SHORT TASK: Extract the complete data exactly as given.

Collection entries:
** START **

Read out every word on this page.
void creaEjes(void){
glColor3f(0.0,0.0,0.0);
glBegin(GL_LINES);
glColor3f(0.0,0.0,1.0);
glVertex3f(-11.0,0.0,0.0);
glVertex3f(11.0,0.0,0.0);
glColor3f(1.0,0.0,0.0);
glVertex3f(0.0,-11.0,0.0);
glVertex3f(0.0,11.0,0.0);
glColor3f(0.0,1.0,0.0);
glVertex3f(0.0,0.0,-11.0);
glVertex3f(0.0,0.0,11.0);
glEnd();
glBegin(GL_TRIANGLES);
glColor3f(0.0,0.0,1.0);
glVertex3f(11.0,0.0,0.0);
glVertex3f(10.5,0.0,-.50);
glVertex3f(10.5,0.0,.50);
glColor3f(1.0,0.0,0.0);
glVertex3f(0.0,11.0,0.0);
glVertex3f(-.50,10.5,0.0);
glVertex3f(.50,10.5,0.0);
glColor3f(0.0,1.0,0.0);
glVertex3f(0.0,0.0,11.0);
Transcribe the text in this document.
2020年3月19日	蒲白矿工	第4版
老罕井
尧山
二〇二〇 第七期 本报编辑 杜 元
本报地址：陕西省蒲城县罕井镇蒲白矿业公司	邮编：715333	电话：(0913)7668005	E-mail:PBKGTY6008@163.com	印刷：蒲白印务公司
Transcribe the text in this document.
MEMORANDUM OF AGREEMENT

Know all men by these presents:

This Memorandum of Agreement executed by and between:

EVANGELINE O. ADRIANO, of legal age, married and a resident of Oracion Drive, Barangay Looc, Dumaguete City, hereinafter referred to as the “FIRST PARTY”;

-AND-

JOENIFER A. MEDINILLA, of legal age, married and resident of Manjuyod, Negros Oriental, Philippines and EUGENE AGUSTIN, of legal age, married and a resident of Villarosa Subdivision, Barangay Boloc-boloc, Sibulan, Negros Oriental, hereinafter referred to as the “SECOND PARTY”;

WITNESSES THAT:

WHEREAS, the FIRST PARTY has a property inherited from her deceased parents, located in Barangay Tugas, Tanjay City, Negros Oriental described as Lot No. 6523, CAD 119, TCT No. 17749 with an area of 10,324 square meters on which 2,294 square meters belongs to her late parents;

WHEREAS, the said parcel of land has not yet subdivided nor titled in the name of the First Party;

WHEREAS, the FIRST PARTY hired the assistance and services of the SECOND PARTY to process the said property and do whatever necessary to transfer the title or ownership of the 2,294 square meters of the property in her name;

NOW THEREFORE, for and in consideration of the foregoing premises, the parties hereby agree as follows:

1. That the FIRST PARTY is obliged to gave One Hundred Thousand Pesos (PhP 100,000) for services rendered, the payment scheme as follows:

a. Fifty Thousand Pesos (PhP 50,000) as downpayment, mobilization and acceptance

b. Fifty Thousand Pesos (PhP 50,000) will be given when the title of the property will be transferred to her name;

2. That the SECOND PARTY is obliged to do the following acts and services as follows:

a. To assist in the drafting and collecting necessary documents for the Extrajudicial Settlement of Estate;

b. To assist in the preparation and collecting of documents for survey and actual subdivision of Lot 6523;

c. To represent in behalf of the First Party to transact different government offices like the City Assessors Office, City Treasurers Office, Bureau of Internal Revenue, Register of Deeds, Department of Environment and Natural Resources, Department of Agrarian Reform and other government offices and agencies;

** END **

CORRECT OUTPUT:
Read out every word on this page.
void creaEjes(void){
glColor3f(0.0,0.0,0.0);
glBegin(GL_LINES);
glColor3f(0.0,0.0,1.0);
glVertex3f(-11.0,0.0,0.0);
glVertex3f(11.0,0.0,0.0);
glColor3f(1.0,0.0,0.0);
glVertex3f(0.0,-11.0,0.0);
glVertex3f(0.0,11.0,0.0);
glColor3f(0.0,1.0,0.0);
glVertex3f(0.0,0.0,-11.0);
glVertex3f(0.0,0.0,11.0);
glEnd();
glBegin(GL_TRIANGLES);
glColor3f(0.0,0.0,1.0);
glVertex3f(11.0,0.0,0.0);
glVertex3f(10.5,0.0,-.50);
glVertex3f(10.5,0.0,.50);
glColor3f(1.0,0.0,0.0);
glVertex3f(0.0,11.0,0.0);
glVertex3f(-.50,10.5,0.0);
glVertex3f(.50,10.5,0.0);
glColor3f(0.0,1.0,0.0);
glVertex3f(0.0,0.0,11.0);
Transcribe the text in this document.
2020年3月19日	蒲白矿工	第4版
老罕井
尧山
二〇二〇 第七期 本报编辑 杜 元
本报地址：陕西省蒲城县罕井镇蒲白矿业公司	邮编：715333	电话：(0913)7668005	E-mail:PBKGTY6008@163.com	印刷：蒲白印务公司
Transcribe the text in this document.
MEMORANDUM OF AGREEMENT

Know all men by these presents:

This Memorandum of Agreement executed by and between:

EVANGELINE O. ADRIANO, of legal age, married and a resident of Oracion Drive, Barangay Looc, Dumaguete City, hereinafter referred to as the “FIRST PARTY”;

-AND-

JOENIFER A. MEDINILLA, of legal age, married and resident of Manjuyod, Negros Oriental, Philippines and EUGENE AGUSTIN, of legal age, married and a resident of Villarosa Subdivision, Barangay Boloc-boloc, Sibulan, Negros Oriental, hereinafter referred to as the “SECOND PARTY”;

WITNESSES THAT:

WHEREAS, the FIRST PARTY has a property inherited from her deceased parents, located in Barangay Tugas, Tanjay City, Negros Oriental described as Lot No. 6523, CAD 119, TCT No. 17749 with an area of 10,324 square meters on which 2,294 square meters belongs to her late parents;

WHEREAS, the said parcel of land has not yet subdivided nor titled in the name of the First Party;

WHEREAS, the FIRST PARTY hired the assistance and services of the SECOND PARTY to process the said property and do whatever necessary to transfer the title or ownership of the 2,294 square meters of the property in her name;

NOW THEREFORE, for and in consideration of the foregoing premises, the parties hereby agree as follows:

1. That the FIRST PARTY is obliged to gave One Hundred Thousand Pesos (PhP 100,000) for services rendered, the payment scheme as follows:

a. Fifty Thousand Pesos (PhP 50,000) as downpayment, mobilization and acceptance

b. Fifty Thousand Pesos (PhP 50,000) will be given when the title of the property will be transferred to her name;

2. That the SECOND PARTY is obliged to do the following acts and services as follows:

a. To assist in the drafting and collecting necessary documents for the Extrajudicial Settlement of Estate;

b. To assist in the preparation and collecting of documents for survey and actual subdivision of Lot 6523;

c. To represent in behalf of the First Party to transact different government offices like the City Assessors Office, City Treasurers Office, Bureau of Internal Revenue, Register of Deeds, Department of Environment and Natural Resources, Department of Agrarian Reform and other government offices and agencies;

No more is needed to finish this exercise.